» DATA PROVIDED
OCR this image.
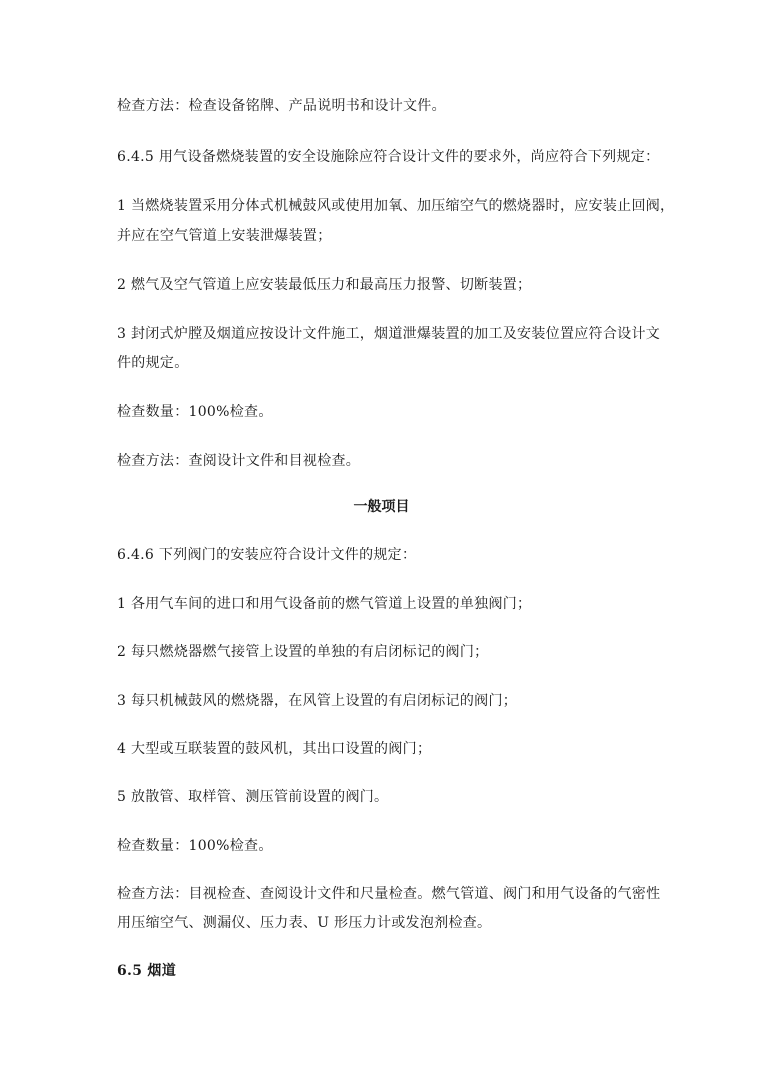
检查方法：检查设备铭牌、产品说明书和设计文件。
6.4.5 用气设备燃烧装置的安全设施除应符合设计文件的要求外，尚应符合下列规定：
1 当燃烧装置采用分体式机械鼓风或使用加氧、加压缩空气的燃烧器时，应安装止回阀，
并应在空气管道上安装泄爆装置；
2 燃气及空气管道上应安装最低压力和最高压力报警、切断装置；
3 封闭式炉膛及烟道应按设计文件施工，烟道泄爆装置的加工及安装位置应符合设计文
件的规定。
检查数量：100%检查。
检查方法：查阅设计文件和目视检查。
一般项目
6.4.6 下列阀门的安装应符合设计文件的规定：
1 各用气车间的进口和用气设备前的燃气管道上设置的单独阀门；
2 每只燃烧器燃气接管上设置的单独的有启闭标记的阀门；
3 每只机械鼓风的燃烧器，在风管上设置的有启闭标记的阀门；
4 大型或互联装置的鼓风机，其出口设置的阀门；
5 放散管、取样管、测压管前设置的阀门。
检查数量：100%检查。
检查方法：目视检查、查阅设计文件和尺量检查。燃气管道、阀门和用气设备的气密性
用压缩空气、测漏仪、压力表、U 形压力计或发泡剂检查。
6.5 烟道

* * *

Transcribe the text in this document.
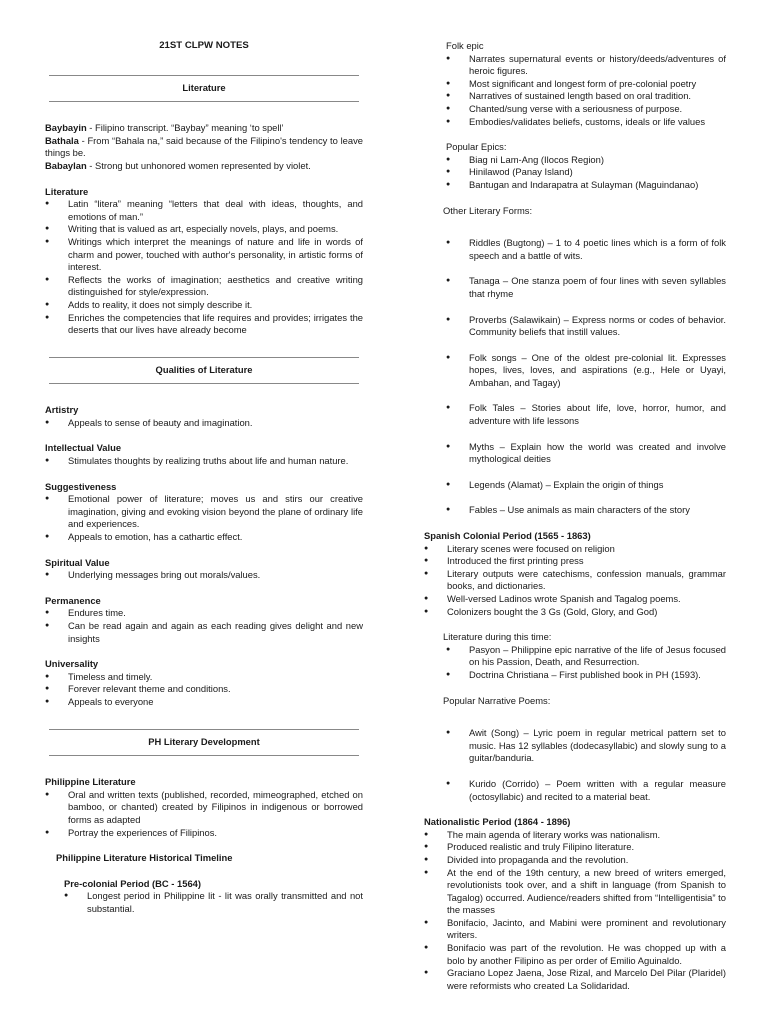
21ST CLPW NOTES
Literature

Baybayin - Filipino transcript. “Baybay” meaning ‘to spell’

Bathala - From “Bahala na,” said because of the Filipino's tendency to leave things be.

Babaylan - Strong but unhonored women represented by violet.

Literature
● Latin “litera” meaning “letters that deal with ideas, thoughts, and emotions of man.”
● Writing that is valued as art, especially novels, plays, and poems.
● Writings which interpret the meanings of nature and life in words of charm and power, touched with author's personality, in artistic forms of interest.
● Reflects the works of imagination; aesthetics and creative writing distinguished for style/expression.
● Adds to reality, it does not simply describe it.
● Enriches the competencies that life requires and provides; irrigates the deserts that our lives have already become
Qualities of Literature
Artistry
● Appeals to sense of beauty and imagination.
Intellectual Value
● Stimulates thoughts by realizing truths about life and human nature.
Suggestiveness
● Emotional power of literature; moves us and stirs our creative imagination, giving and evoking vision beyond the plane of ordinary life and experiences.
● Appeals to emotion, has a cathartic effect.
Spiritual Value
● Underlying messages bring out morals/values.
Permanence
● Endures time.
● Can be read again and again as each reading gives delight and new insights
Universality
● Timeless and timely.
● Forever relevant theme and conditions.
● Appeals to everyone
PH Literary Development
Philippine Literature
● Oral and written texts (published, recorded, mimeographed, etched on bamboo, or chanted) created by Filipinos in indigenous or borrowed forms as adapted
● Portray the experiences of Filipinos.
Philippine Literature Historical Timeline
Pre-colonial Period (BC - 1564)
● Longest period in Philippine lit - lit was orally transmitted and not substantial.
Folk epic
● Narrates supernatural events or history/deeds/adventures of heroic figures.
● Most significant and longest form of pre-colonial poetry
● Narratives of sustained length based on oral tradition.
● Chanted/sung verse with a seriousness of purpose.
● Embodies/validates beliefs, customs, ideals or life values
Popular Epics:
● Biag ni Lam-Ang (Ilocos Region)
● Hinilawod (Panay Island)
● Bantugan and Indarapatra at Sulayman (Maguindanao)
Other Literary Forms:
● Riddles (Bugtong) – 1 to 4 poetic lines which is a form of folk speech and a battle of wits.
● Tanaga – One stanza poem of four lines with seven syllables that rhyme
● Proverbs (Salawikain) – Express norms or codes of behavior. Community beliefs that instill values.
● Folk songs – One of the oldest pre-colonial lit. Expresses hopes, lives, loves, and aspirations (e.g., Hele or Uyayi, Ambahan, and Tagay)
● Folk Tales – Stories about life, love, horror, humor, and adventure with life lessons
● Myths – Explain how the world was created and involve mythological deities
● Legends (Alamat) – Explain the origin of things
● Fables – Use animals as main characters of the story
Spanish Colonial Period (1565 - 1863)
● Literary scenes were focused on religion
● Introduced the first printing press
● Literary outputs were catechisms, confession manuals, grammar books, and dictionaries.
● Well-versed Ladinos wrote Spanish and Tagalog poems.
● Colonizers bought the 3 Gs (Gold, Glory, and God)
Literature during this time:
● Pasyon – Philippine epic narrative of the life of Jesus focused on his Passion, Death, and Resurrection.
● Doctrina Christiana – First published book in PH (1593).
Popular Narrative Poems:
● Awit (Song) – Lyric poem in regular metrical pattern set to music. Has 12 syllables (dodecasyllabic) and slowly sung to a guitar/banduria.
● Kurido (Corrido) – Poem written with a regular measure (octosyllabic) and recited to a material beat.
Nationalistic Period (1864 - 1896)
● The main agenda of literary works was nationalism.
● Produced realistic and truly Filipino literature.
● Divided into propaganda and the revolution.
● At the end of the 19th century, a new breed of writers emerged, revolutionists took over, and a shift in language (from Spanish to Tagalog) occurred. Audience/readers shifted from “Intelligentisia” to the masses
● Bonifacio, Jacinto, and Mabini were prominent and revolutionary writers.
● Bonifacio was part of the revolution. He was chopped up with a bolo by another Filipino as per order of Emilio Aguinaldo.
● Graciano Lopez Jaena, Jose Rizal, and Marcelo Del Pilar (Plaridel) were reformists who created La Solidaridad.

» STATED TASK
Look through the listing above and count the lines where the string "which" appears. Report the number only.

» SOLUTION FOR THIS EXERCISE
2